>> Start Input records

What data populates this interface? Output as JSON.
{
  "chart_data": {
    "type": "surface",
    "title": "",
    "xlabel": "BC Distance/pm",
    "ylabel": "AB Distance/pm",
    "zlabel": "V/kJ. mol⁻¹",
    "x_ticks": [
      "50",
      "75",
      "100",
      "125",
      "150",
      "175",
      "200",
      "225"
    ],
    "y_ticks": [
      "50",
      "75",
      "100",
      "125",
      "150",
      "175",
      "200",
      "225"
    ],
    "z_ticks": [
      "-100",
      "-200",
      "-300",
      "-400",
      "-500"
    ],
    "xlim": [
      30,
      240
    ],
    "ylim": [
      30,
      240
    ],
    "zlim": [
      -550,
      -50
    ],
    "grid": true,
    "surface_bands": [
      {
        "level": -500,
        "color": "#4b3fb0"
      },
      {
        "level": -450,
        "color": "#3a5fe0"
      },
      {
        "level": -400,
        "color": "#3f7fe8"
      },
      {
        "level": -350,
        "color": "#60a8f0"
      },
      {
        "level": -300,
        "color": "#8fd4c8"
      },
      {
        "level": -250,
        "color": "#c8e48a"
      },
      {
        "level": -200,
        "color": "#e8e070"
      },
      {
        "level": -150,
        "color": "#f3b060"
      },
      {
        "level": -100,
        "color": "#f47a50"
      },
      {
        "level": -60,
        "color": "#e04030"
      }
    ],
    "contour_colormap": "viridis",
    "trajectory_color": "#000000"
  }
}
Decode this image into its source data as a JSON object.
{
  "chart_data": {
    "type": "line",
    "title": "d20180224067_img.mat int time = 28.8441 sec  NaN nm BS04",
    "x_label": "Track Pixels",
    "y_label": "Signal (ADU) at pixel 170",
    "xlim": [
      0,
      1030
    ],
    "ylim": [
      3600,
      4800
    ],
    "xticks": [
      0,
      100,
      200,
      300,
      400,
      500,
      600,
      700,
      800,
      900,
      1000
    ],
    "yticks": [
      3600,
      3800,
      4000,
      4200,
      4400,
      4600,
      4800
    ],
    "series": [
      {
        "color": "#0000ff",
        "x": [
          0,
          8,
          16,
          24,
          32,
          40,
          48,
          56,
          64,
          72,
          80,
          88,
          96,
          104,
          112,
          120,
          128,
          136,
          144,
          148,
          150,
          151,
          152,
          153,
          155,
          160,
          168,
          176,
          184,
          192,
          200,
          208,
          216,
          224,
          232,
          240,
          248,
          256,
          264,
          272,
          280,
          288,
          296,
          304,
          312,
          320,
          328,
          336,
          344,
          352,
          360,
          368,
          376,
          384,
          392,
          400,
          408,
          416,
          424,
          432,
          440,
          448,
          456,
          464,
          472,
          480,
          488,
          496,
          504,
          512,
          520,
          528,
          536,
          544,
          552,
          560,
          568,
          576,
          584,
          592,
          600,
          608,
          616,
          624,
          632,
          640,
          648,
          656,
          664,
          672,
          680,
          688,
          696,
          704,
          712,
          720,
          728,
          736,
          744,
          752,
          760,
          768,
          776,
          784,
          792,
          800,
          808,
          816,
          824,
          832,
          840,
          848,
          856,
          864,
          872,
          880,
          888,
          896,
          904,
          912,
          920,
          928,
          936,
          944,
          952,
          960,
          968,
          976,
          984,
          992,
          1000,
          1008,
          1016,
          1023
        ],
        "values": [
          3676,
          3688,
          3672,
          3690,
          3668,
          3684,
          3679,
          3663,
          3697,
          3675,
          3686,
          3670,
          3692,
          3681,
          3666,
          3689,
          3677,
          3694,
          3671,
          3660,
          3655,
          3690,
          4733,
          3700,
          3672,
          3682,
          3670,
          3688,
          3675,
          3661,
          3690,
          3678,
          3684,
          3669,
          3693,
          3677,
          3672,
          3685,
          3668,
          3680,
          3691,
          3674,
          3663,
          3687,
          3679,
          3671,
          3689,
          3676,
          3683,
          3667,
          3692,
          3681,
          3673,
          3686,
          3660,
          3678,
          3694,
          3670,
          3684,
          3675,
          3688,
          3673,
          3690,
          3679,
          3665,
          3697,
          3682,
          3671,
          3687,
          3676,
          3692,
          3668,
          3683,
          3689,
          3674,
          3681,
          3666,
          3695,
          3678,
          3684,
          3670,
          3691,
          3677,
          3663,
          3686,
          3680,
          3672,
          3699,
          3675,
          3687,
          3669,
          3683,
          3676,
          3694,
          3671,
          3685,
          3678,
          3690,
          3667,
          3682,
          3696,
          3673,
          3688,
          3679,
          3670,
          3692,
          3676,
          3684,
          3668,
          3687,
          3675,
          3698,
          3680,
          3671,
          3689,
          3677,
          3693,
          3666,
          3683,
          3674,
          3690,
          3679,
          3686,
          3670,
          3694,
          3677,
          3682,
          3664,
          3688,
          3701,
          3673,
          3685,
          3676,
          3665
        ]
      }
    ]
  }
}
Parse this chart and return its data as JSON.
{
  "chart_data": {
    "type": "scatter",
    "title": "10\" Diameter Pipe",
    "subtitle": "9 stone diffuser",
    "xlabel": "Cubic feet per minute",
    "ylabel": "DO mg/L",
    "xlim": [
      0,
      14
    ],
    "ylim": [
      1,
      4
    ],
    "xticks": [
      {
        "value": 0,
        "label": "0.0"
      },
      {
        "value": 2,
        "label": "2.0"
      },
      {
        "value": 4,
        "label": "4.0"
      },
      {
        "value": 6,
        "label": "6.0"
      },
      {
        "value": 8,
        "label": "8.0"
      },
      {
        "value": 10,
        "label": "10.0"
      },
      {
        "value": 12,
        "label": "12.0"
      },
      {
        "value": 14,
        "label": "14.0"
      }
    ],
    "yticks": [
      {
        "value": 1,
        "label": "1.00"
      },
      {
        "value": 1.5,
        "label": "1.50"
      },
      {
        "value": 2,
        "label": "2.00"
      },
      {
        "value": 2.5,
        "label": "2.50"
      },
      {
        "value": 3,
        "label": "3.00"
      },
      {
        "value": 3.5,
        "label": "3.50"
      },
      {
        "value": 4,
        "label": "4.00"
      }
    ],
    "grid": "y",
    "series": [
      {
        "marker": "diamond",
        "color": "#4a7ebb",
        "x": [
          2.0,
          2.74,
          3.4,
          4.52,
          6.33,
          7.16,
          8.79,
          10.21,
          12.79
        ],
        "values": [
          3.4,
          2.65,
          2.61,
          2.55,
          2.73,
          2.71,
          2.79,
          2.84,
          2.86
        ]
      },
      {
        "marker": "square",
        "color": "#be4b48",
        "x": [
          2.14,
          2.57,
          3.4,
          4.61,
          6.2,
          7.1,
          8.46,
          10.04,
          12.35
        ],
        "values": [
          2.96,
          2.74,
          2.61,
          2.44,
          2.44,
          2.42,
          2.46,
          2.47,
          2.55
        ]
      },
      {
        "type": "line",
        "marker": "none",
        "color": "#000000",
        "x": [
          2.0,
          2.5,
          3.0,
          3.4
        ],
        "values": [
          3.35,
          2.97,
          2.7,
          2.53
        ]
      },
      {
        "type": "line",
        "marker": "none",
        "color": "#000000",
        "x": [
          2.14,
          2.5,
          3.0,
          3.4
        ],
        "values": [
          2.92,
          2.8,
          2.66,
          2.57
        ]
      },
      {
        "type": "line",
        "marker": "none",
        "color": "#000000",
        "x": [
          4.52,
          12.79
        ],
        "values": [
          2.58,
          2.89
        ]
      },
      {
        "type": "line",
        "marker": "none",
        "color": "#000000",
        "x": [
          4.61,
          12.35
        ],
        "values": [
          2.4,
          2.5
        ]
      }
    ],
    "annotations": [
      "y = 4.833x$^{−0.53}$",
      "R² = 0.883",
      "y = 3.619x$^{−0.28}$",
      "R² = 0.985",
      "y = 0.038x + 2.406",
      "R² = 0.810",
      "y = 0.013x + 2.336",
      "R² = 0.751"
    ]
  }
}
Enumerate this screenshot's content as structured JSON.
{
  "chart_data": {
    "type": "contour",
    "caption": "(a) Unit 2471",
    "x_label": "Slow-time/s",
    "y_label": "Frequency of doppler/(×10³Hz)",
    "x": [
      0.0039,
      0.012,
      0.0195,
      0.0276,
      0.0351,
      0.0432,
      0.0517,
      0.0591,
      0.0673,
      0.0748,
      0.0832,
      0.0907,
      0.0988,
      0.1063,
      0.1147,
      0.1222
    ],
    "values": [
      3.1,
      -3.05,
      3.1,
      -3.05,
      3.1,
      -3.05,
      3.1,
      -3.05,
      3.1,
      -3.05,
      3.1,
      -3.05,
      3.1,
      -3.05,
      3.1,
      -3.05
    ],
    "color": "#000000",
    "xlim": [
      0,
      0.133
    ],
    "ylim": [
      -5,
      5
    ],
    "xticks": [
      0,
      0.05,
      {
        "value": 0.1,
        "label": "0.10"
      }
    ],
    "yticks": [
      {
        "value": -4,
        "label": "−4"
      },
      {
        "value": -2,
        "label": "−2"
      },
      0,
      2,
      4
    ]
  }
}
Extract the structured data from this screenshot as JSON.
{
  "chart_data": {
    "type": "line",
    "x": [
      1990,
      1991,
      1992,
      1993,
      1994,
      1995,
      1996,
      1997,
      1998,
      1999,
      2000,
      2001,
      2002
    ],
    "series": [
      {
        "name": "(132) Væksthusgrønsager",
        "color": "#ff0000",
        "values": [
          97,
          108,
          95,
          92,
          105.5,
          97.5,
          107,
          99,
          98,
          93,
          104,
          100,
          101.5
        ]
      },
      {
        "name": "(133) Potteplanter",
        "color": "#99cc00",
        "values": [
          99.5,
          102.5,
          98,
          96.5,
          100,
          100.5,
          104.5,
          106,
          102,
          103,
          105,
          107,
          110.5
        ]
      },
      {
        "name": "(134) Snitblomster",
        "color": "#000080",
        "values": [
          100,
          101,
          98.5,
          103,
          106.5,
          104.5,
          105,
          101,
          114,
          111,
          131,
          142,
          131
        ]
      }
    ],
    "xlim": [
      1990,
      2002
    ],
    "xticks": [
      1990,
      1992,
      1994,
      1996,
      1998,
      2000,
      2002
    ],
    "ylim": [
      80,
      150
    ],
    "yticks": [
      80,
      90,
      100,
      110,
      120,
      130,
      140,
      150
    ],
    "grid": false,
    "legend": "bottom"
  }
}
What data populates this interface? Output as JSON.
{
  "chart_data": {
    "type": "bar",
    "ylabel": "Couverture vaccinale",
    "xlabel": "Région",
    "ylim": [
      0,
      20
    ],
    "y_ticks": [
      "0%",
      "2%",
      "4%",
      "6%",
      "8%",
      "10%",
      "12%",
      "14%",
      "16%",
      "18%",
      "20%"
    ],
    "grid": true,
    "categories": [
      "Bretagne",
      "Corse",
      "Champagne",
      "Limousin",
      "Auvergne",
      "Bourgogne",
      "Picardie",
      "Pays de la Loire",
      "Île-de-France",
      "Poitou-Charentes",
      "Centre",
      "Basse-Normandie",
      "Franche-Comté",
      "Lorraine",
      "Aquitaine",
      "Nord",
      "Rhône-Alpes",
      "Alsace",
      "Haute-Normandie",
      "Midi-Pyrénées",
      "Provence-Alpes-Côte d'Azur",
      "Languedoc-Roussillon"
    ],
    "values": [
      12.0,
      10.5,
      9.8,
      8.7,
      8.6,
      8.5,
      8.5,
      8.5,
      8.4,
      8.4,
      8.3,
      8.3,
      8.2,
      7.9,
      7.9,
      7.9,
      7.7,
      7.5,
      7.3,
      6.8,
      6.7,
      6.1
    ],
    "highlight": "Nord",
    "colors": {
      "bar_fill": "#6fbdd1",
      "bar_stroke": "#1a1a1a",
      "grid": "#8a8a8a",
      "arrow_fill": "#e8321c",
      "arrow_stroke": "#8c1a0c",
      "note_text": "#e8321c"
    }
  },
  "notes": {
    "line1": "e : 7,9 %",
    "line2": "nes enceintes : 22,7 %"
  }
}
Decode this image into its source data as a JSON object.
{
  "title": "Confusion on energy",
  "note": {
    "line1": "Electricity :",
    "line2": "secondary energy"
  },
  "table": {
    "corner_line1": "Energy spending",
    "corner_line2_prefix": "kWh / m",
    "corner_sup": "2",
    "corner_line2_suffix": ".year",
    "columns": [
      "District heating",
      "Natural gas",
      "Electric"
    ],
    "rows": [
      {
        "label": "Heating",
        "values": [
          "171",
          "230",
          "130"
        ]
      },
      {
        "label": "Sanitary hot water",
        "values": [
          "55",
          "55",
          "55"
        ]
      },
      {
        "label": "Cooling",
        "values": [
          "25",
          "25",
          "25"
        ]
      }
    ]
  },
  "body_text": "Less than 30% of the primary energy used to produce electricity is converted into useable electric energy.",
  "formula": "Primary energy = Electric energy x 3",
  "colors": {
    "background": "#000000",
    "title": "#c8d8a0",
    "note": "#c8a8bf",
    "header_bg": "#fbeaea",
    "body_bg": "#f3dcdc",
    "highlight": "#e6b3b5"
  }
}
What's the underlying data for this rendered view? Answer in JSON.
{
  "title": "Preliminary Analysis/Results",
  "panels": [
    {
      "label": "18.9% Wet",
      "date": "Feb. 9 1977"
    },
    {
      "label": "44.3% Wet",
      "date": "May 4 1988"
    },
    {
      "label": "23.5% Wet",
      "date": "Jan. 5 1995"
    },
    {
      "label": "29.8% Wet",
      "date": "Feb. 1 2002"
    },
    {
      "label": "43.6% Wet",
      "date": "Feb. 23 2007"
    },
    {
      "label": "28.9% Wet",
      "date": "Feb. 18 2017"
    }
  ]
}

>> End Input records

## Task to complete:
In the material above, find the lines that contain "xlabel" and show them.

## Correct response:
    "xlabel": "BC Distance/pm",
    "xlabel": "Cubic feet per minute",
    "xlabel": "Région",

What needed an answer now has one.